Directions = Go through the material below, count the lines with the word "posádky", and reply with the count alone.

═══ Data supplied ═══

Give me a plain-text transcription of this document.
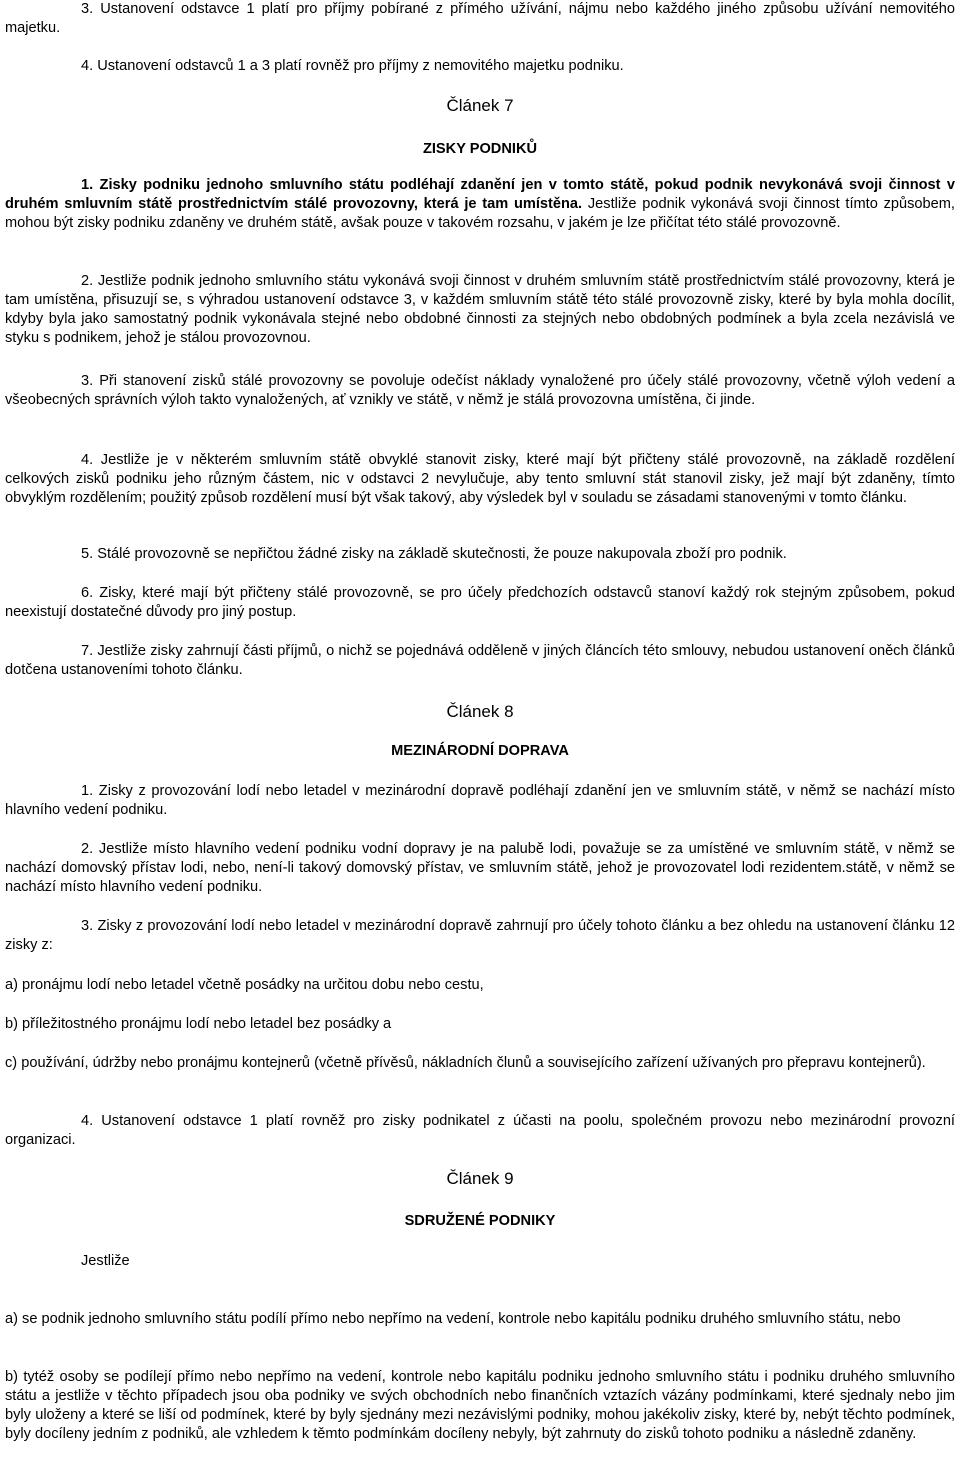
3. Ustanovení odstavce 1 platí pro příjmy pobírané z přímého užívání, nájmu nebo každého jiného způsobu užívání nemovitého majetku.

4. Ustanovení odstavců 1 a 3 platí rovněž pro příjmy z nemovitého majetku podniku.

Článek 7

ZISKY PODNIKŮ

1. Zisky podniku jednoho smluvního státu podléhají zdanění jen v tomto státě, pokud podnik nevykonává svoji činnost v druhém smluvním státě prostřednictvím stálé provozovny, která je tam umístěna. Jestliže podnik vykonává svoji činnost tímto způsobem, mohou být zisky podniku zdaněny ve druhém státě, avšak pouze v takovém rozsahu, v jakém je lze přičítat této stálé provozovně.

2. Jestliže podnik jednoho smluvního státu vykonává svoji činnost v druhém smluvním státě prostřednictvím stálé provozovny, která je tam umístěna, přisuzují se, s výhradou ustanovení odstavce 3, v každém smluvním státě této stálé provozovně zisky, které by byla mohla docílit, kdyby byla jako samostatný podnik vykonávala stejné nebo obdobné činnosti za stejných nebo obdobných podmínek a byla zcela nezávislá ve styku s podnikem, jehož je stálou provozovnou.

3. Při stanovení zisků stálé provozovny se povoluje odečíst náklady vynaložené pro účely stálé provozovny, včetně výloh vedení a všeobecných správních výloh takto vynaložených, ať vznikly ve státě, v němž je stálá provozovna umístěna, či jinde.

4. Jestliže je v některém smluvním státě obvyklé stanovit zisky, které mají být přičteny stálé provozovně, na základě rozdělení celkových zisků podniku jeho různým částem, nic v odstavci 2 nevylučuje, aby tento smluvní stát stanovil zisky, jež mají být zdaněny, tímto obvyklým rozdělením; použitý způsob rozdělení musí být však takový, aby výsledek byl v souladu se zásadami stanovenými v tomto článku.

5. Stálé provozovně se nepřičtou žádné zisky na základě skutečnosti, že pouze nakupovala zboží pro podnik.

6. Zisky, které mají být přičteny stálé provozovně, se pro účely předchozích odstavců stanoví každý rok stejným způsobem, pokud neexistují dostatečné důvody pro jiný postup.

7. Jestliže zisky zahrnují části příjmů, o nichž se pojednává odděleně v jiných článcích této smlouvy, nebudou ustanovení oněch článků dotčena ustanoveními tohoto článku.

Článek 8

MEZINÁRODNÍ DOPRAVA

1. Zisky z provozování lodí nebo letadel v mezinárodní dopravě podléhají zdanění jen ve smluvním státě, v němž se nachází místo hlavního vedení podniku.

2. Jestliže místo hlavního vedení podniku vodní dopravy je na palubě lodi, považuje se za umístěné ve smluvním státě, v němž se nachází domovský přístav lodi, nebo, není-li takový domovský přístav, ve smluvním státě, jehož je provozovatel lodi rezidentem.státě, v němž se nachází místo hlavního vedení podniku.

3. Zisky z provozování lodí nebo letadel v mezinárodní dopravě zahrnují pro účely tohoto článku a bez ohledu na ustanovení článku 12 zisky z:

a) pronájmu lodí nebo letadel včetně posádky na určitou dobu nebo cestu,

b) příležitostného pronájmu lodí nebo letadel bez posádky a

c) používání, údržby nebo pronájmu kontejnerů (včetně přívěsů, nákladních člunů a souvisejícího zařízení užívaných pro přepravu kontejnerů).

4. Ustanovení odstavce 1 platí rovněž pro zisky podnikatel z účasti na poolu, společném provozu nebo mezinárodní provozní organizaci.

Článek 9

SDRUŽENÉ PODNIKY

Jestliže

a) se podnik jednoho smluvního státu podílí přímo nebo nepřímo na vedení, kontrole nebo kapitálu podniku druhého smluvního státu, nebo

b) tytéž osoby se podílejí přímo nebo nepřímo na vedení, kontrole nebo kapitálu podniku jednoho smluvního státu i podniku druhého smluvního státu a jestliže v těchto případech jsou oba podniky ve svých obchodních nebo finančních vztazích vázány podmínkami, které sjednaly nebo jim byly uloženy a které se liší od podmínek, které by byly sjednány mezi nezávislými podniky, mohou jakékoliv zisky, které by, nebýt těchto podmínek, byly docíleny jedním z podniků, ale vzhledem k těmto podmínkám docíleny nebyly, být zahrnuty do zisků tohoto podniku a následně zdaněny.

═══

Written response = 2